#### Aim:
Every record below should be transcribed exactly. Omit the images.
+ + +
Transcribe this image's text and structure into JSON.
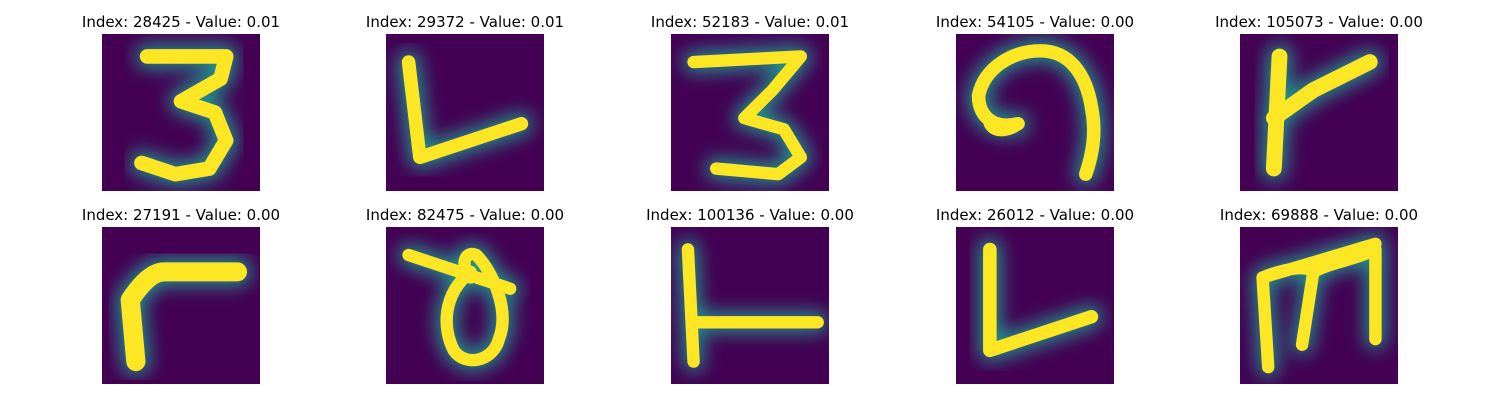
{
  "panels": [
    {
      "index": "28425",
      "value": "0.01",
      "title": "Index: 28425 - Value: 0.01",
      "glyph": "digit-3-handwritten"
    },
    {
      "index": "29372",
      "value": "0.01",
      "title": "Index: 29372 - Value: 0.01",
      "glyph": "letter-l-handwritten"
    },
    {
      "index": "52183",
      "value": "0.01",
      "title": "Index: 52183 - Value: 0.01",
      "glyph": "digit-3-handwritten"
    },
    {
      "index": "54105",
      "value": "0.00",
      "title": "Index: 54105 - Value: 0.00",
      "glyph": "curl-handwritten"
    },
    {
      "index": "105073",
      "value": "0.00",
      "title": "Index: 105073 - Value: 0.00",
      "glyph": "letter-k-handwritten"
    },
    {
      "index": "27191",
      "value": "0.00",
      "title": "Index: 27191 - Value: 0.00",
      "glyph": "letter-r-handwritten"
    },
    {
      "index": "82475",
      "value": "0.00",
      "title": "Index: 82475 - Value: 0.00",
      "glyph": "letter-d-handwritten"
    },
    {
      "index": "100136",
      "value": "0.00",
      "title": "Index: 100136 - Value: 0.00",
      "glyph": "letter-l-handwritten"
    },
    {
      "index": "26012",
      "value": "0.00",
      "title": "Index: 26012 - Value: 0.00",
      "glyph": "letter-l-handwritten"
    },
    {
      "index": "69888",
      "value": "0.00",
      "title": "Index: 69888 - Value: 0.00",
      "glyph": "letter-m-handwritten"
    }
  ],
  "colors": {
    "background": "#440154",
    "stroke_core": "#fde725",
    "stroke_edge": "#21918c"
  }
}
+ + +
#### Response:
Transcribe this image's text and structure into JSON.
{
  "panels": [
    {
      "index": "28425",
      "value": "0.01",
      "title": "Index: 28425 - Value: 0.01",
      "glyph": "digit-3-handwritten"
    },
    {
      "index": "29372",
      "value": "0.01",
      "title": "Index: 29372 - Value: 0.01",
      "glyph": "letter-l-handwritten"
    },
    {
      "index": "52183",
      "value": "0.01",
      "title": "Index: 52183 - Value: 0.01",
      "glyph": "digit-3-handwritten"
    },
    {
      "index": "54105",
      "value": "0.00",
      "title": "Index: 54105 - Value: 0.00",
      "glyph": "curl-handwritten"
    },
    {
      "index": "105073",
      "value": "0.00",
      "title": "Index: 105073 - Value: 0.00",
      "glyph": "letter-k-handwritten"
    },
    {
      "index": "27191",
      "value": "0.00",
      "title": "Index: 27191 - Value: 0.00",
      "glyph": "letter-r-handwritten"
    },
    {
      "index": "82475",
      "value": "0.00",
      "title": "Index: 82475 - Value: 0.00",
      "glyph": "letter-d-handwritten"
    },
    {
      "index": "100136",
      "value": "0.00",
      "title": "Index: 100136 - Value: 0.00",
      "glyph": "letter-l-handwritten"
    },
    {
      "index": "26012",
      "value": "0.00",
      "title": "Index: 26012 - Value: 0.00",
      "glyph": "letter-l-handwritten"
    },
    {
      "index": "69888",
      "value": "0.00",
      "title": "Index: 69888 - Value: 0.00",
      "glyph": "letter-m-handwritten"
    }
  ],
  "colors": {
    "background": "#440154",
    "stroke_core": "#fde725",
    "stroke_edge": "#21918c"
  }
}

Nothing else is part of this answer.